[Data items]
** Start **

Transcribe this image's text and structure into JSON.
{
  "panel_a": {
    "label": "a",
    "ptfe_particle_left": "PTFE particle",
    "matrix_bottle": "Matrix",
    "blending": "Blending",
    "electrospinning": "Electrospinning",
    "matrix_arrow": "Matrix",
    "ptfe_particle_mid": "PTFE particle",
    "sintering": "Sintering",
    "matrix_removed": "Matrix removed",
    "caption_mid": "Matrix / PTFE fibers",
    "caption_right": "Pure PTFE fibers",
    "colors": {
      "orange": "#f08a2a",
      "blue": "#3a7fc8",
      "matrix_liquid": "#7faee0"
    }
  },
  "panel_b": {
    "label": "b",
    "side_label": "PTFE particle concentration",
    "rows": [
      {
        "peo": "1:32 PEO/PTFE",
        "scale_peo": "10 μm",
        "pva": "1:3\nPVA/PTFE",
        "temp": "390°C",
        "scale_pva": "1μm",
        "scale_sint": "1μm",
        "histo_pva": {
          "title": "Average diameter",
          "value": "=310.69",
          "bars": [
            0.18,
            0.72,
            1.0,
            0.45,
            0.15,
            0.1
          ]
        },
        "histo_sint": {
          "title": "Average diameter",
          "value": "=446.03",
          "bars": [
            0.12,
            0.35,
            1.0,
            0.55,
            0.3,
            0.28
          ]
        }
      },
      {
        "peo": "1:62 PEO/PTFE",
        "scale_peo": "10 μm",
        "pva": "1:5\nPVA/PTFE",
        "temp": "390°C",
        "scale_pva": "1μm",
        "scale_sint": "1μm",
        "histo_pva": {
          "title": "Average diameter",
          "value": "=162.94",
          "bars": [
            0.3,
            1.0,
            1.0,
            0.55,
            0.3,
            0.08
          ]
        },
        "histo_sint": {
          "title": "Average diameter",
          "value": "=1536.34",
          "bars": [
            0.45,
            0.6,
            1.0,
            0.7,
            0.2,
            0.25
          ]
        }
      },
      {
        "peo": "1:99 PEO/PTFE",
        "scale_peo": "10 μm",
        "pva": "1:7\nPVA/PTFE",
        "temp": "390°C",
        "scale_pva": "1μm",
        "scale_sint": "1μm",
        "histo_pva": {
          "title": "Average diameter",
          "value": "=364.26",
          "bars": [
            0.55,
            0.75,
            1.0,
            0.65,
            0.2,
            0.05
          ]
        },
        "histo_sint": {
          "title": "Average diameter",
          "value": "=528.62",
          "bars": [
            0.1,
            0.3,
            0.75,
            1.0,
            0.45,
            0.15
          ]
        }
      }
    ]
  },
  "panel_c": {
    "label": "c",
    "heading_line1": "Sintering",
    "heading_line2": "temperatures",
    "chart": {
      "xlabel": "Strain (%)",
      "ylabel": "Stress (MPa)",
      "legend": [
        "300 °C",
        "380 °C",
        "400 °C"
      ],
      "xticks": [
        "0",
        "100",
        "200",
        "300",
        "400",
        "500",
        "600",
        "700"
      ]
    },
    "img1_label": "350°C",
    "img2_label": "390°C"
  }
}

** End **

SHORT PROBLEM -> Look through the material and say how many lines hold "Sintering". Give the number only.

SOLUTION -> 2